### [Brief]
Identify the lines that contain the word "this", then copy them.

### [Given data]
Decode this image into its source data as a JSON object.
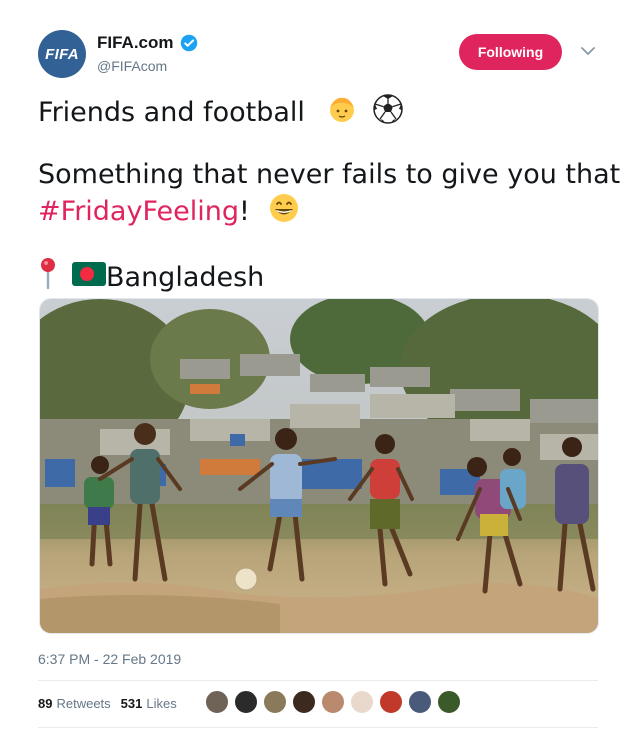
{
  "author": {
    "avatar_text": "FIFA",
    "display_name": "FIFA.com",
    "handle": "@FIFAcom",
    "verified": true
  },
  "follow_button": {
    "label": "Following"
  },
  "tweet": {
    "line1": "Friends and football",
    "line2": "Something that never fails to give you that",
    "hashtag": "#FridayFeeling",
    "hashtag_suffix": "!",
    "location": "Bangladesh",
    "emojis": [
      "child-face-icon",
      "soccer-ball-icon",
      "grinning-face-icon",
      "round-pushpin-icon",
      "bangladesh-flag-icon"
    ]
  },
  "media": {
    "description_icon": "photo-icon"
  },
  "timestamp": "6:37 PM - 22 Feb 2019",
  "stats": {
    "retweets_count": "89",
    "retweets_label": "Retweets",
    "likes_count": "531",
    "likes_label": "Likes"
  },
  "colors": {
    "accent": "#e0245e",
    "brand": "#326295",
    "verified": "#1da1f2",
    "muted": "#657786"
  }
}
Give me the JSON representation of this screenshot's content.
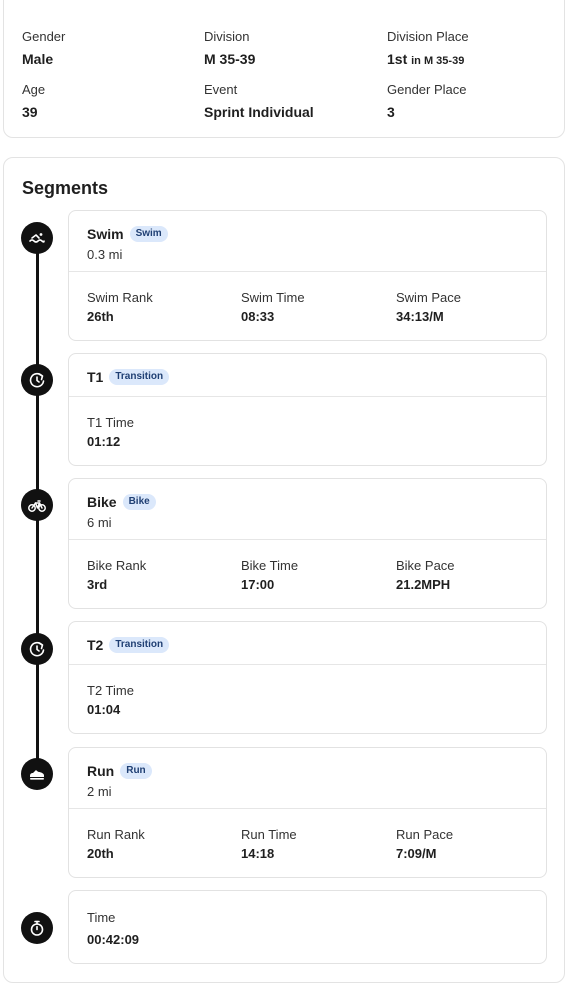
{
  "athlete_info": {
    "gender": {
      "label": "Gender",
      "value": "Male"
    },
    "division": {
      "label": "Division",
      "value": "M 35-39"
    },
    "division_place": {
      "label": "Division Place",
      "value": "1st",
      "suffix": "in M 35-39"
    },
    "age": {
      "label": "Age",
      "value": "39"
    },
    "event": {
      "label": "Event",
      "value": "Sprint Individual"
    },
    "gender_place": {
      "label": "Gender Place",
      "value": "3"
    }
  },
  "segments_section": {
    "title": "Segments",
    "segments": [
      {
        "name": "Swim",
        "badge": "Swim",
        "distance": "0.3 mi",
        "icon": "swim-icon",
        "stats": [
          {
            "label": "Swim Rank",
            "value": "26th"
          },
          {
            "label": "Swim Time",
            "value": "08:33"
          },
          {
            "label": "Swim Pace",
            "value": "34:13/M"
          }
        ]
      },
      {
        "name": "T1",
        "badge": "Transition",
        "icon": "transition-icon",
        "stats": [
          {
            "label": "T1 Time",
            "value": "01:12"
          }
        ]
      },
      {
        "name": "Bike",
        "badge": "Bike",
        "distance": "6 mi",
        "icon": "bike-icon",
        "stats": [
          {
            "label": "Bike Rank",
            "value": "3rd"
          },
          {
            "label": "Bike Time",
            "value": "17:00"
          },
          {
            "label": "Bike Pace",
            "value": "21.2MPH"
          }
        ]
      },
      {
        "name": "T2",
        "badge": "Transition",
        "icon": "transition-icon",
        "stats": [
          {
            "label": "T2 Time",
            "value": "01:04"
          }
        ]
      },
      {
        "name": "Run",
        "badge": "Run",
        "distance": "2 mi",
        "icon": "run-shoe-icon",
        "stats": [
          {
            "label": "Run Rank",
            "value": "20th"
          },
          {
            "label": "Run Time",
            "value": "14:18"
          },
          {
            "label": "Run Pace",
            "value": "7:09/M"
          }
        ]
      }
    ],
    "total": {
      "label": "Time",
      "value": "00:42:09",
      "icon": "stopwatch-icon"
    }
  },
  "colors": {
    "badge_bg": "#dbe8fb",
    "badge_text": "#1f3f73",
    "timeline": "#111111"
  }
}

### [Written answer]
Decode this image into its source data as a JSON object.
Give me the JSON representation of this screenshot's content.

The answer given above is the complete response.